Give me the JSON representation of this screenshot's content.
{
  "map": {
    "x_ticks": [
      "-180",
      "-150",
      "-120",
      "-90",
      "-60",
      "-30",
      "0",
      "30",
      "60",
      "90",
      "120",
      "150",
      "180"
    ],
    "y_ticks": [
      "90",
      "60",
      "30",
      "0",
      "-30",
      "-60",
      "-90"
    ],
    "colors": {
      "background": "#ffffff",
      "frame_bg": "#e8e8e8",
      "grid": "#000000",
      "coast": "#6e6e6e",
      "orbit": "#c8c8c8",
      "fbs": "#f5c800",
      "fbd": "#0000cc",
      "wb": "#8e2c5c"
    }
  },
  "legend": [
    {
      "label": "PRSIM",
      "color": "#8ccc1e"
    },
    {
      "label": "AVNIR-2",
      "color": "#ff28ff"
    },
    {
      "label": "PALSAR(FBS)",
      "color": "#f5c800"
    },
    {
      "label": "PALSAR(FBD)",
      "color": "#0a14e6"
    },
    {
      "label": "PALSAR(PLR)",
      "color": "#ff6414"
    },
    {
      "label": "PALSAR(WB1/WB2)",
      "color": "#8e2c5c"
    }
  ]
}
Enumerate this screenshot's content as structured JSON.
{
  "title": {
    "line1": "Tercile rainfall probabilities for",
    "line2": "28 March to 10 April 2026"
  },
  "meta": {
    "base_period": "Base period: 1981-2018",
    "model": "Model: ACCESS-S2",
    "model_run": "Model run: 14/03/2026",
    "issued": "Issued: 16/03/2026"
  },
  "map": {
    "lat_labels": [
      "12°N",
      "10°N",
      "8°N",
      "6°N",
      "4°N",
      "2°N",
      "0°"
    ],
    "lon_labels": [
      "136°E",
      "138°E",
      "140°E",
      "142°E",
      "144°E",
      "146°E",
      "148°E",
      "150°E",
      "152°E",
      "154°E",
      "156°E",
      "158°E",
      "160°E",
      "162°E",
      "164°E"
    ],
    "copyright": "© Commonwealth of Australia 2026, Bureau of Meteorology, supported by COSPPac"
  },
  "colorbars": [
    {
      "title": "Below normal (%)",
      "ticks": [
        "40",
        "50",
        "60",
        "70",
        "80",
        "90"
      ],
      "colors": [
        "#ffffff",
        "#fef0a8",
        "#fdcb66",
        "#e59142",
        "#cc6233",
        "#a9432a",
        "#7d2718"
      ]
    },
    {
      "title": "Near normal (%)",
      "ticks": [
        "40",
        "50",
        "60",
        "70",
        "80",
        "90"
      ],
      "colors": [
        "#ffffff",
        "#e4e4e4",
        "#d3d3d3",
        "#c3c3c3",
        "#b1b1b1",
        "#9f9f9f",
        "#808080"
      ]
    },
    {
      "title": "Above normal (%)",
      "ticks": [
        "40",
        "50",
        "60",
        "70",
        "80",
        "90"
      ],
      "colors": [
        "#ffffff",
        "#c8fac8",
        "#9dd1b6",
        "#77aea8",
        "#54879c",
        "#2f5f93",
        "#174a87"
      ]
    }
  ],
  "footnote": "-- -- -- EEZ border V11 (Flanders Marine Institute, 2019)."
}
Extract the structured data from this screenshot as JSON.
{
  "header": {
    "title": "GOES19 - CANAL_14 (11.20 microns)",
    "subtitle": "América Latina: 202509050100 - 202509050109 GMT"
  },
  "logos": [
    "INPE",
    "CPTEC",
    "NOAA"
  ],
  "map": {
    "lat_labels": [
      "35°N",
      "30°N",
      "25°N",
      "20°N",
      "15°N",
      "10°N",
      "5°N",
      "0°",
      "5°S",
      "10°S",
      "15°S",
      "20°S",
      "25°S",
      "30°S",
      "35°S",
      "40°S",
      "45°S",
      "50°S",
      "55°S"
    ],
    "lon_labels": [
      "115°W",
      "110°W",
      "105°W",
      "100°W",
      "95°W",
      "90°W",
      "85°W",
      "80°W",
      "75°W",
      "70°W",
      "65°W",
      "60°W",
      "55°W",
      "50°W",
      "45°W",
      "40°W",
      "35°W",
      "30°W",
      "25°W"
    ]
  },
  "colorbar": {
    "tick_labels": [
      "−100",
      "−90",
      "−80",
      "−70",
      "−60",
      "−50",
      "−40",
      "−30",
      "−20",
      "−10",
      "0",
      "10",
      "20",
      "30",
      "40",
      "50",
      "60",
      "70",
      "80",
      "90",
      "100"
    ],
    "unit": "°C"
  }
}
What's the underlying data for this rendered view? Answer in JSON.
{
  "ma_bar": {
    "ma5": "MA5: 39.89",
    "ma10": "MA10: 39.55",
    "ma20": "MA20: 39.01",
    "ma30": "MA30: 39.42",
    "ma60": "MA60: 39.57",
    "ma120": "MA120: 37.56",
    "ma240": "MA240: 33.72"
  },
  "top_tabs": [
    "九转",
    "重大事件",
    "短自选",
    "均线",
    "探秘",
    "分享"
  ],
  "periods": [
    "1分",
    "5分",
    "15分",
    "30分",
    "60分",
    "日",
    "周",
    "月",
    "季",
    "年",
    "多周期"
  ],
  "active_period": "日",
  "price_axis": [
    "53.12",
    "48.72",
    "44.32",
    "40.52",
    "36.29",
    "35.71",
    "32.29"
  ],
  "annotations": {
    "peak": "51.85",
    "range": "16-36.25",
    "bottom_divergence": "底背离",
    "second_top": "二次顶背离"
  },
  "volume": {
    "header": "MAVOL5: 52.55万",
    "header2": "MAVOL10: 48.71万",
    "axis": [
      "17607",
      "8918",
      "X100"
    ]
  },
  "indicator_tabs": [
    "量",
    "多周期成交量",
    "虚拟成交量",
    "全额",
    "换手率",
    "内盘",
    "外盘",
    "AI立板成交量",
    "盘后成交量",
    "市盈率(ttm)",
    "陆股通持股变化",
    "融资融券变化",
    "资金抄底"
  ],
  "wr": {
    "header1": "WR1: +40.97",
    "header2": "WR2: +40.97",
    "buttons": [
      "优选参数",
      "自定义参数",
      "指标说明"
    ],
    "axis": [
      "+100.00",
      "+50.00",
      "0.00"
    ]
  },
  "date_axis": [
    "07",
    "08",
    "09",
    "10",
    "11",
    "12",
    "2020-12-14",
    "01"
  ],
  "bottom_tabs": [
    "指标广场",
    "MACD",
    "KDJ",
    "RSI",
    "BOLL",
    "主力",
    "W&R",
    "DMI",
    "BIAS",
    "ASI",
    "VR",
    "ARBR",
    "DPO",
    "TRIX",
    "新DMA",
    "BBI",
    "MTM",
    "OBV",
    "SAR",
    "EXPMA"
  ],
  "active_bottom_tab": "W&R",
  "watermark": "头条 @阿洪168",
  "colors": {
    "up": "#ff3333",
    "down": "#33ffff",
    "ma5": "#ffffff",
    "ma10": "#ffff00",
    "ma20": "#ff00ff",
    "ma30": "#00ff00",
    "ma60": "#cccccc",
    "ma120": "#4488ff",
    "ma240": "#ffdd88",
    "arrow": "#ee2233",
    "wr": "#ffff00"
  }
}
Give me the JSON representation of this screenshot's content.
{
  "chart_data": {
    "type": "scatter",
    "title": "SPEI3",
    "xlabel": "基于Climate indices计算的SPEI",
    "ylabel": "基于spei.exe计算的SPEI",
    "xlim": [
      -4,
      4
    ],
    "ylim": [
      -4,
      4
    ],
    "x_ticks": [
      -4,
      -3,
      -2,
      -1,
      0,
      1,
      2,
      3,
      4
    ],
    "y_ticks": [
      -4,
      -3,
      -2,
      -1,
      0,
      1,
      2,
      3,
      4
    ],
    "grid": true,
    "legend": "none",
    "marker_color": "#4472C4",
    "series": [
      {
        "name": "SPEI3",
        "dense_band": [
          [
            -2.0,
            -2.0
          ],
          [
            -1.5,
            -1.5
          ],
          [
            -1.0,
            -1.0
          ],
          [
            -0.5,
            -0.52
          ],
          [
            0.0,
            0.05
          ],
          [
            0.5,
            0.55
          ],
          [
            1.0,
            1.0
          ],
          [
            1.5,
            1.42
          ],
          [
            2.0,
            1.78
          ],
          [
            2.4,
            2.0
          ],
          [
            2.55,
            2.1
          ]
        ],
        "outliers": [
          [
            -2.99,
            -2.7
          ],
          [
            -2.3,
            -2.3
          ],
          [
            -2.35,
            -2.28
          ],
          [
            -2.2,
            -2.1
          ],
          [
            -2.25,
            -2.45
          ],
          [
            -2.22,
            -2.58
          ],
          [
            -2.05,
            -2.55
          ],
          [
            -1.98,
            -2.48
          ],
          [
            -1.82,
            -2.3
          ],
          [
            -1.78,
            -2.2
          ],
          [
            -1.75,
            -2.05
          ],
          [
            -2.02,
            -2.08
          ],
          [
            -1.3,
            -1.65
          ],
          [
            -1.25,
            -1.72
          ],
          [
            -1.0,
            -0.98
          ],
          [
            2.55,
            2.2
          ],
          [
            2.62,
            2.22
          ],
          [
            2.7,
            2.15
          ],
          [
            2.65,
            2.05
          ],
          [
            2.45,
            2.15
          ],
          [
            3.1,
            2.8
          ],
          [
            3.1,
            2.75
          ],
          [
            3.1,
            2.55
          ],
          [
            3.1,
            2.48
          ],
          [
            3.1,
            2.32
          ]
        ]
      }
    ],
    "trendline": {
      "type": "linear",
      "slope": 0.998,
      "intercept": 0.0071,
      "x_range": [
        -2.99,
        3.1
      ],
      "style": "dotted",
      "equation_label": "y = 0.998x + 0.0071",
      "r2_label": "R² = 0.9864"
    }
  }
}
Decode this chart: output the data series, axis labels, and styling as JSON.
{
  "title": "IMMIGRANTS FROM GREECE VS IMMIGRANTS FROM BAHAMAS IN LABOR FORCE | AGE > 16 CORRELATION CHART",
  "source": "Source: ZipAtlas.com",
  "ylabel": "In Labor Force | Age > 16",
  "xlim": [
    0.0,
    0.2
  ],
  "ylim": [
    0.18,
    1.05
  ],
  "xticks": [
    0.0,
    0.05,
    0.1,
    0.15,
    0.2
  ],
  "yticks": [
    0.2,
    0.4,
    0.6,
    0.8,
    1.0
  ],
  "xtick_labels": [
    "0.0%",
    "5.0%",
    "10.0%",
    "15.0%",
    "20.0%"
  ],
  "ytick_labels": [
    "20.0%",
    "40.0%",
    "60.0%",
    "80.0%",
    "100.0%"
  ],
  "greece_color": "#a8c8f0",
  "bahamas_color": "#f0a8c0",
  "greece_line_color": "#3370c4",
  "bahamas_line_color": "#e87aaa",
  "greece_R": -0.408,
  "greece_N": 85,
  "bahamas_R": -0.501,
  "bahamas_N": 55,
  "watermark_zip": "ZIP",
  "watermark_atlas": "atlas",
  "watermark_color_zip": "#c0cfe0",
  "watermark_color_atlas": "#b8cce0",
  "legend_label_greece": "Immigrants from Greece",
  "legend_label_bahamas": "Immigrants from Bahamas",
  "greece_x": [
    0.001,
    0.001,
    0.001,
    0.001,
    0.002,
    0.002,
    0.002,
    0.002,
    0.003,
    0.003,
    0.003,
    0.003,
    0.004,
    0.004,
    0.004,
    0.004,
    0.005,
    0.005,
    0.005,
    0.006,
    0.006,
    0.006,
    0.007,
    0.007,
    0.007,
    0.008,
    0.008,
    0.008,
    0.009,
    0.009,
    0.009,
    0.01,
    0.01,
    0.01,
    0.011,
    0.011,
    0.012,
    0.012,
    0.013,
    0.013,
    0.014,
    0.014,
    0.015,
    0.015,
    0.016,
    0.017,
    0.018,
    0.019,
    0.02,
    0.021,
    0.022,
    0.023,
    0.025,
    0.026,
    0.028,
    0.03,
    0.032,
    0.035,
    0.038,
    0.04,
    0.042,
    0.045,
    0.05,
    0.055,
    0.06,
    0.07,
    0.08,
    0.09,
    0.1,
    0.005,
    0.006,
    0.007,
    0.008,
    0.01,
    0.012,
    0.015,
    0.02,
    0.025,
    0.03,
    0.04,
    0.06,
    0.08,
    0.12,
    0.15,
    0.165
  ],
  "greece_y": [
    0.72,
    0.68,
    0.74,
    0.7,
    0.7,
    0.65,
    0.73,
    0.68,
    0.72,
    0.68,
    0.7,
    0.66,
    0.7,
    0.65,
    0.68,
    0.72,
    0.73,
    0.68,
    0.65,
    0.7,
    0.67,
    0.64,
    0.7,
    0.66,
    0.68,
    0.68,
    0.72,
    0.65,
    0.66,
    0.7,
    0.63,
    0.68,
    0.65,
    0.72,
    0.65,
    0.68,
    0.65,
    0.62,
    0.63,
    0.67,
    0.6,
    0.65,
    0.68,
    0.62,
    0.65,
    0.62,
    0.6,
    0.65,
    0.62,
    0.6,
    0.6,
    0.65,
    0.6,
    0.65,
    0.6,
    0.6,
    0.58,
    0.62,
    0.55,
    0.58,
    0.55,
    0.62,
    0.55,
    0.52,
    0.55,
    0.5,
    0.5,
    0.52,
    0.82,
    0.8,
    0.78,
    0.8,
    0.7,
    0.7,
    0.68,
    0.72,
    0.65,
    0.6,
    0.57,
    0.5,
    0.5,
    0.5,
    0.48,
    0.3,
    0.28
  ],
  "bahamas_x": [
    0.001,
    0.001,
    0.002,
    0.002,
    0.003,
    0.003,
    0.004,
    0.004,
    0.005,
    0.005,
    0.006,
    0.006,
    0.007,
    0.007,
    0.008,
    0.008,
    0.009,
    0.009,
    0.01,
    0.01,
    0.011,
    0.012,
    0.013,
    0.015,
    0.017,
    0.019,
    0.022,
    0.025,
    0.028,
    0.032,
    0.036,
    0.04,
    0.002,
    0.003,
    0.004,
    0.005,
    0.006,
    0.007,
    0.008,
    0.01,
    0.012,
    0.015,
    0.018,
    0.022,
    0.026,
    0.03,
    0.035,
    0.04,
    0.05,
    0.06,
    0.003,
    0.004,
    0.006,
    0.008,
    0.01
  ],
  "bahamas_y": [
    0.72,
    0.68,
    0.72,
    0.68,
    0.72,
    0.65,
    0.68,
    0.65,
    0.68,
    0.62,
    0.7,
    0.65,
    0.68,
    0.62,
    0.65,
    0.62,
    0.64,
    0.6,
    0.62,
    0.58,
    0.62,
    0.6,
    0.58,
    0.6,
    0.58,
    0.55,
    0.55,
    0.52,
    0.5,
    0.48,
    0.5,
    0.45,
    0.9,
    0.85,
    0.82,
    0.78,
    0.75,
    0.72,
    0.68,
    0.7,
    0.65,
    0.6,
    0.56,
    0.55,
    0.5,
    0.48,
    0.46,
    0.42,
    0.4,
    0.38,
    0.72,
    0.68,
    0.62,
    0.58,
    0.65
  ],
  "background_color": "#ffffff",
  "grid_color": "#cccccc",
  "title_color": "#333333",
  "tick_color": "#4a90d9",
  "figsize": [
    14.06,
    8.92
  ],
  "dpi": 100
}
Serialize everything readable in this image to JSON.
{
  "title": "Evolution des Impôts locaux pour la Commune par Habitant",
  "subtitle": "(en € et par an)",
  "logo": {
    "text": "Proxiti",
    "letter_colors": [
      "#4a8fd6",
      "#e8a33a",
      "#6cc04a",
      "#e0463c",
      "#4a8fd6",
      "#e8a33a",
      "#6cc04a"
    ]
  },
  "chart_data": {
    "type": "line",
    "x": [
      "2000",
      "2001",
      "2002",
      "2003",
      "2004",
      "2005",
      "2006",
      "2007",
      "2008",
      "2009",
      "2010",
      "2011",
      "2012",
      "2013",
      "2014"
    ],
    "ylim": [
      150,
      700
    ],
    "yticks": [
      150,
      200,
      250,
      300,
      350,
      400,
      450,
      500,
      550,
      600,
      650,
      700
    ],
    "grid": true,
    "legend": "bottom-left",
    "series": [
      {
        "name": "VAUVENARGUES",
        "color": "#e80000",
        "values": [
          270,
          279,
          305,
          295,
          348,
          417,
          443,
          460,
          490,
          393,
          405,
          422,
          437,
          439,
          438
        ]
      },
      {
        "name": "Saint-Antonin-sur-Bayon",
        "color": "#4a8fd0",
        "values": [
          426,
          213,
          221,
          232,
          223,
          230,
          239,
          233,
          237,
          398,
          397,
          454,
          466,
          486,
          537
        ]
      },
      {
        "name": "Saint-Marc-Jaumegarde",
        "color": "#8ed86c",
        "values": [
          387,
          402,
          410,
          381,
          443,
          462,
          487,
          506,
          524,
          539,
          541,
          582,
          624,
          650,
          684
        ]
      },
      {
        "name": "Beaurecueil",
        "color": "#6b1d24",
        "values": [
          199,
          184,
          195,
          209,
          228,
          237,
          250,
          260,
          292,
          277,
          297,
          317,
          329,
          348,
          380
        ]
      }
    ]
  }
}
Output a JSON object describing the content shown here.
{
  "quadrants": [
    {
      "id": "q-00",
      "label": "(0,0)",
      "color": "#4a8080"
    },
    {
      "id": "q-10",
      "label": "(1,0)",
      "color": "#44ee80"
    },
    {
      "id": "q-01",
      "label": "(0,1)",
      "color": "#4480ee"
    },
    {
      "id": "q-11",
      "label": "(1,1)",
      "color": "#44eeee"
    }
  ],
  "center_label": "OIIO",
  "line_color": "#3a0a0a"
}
============
Where a line holds the string "name", copy that line.

        "name": "SPEI3",
        "name": "VAUVENARGUES",
        "name": "Saint-Antonin-sur-Bayon",
        "name": "Saint-Marc-Jaumegarde",
        "name": "Beaurecueil",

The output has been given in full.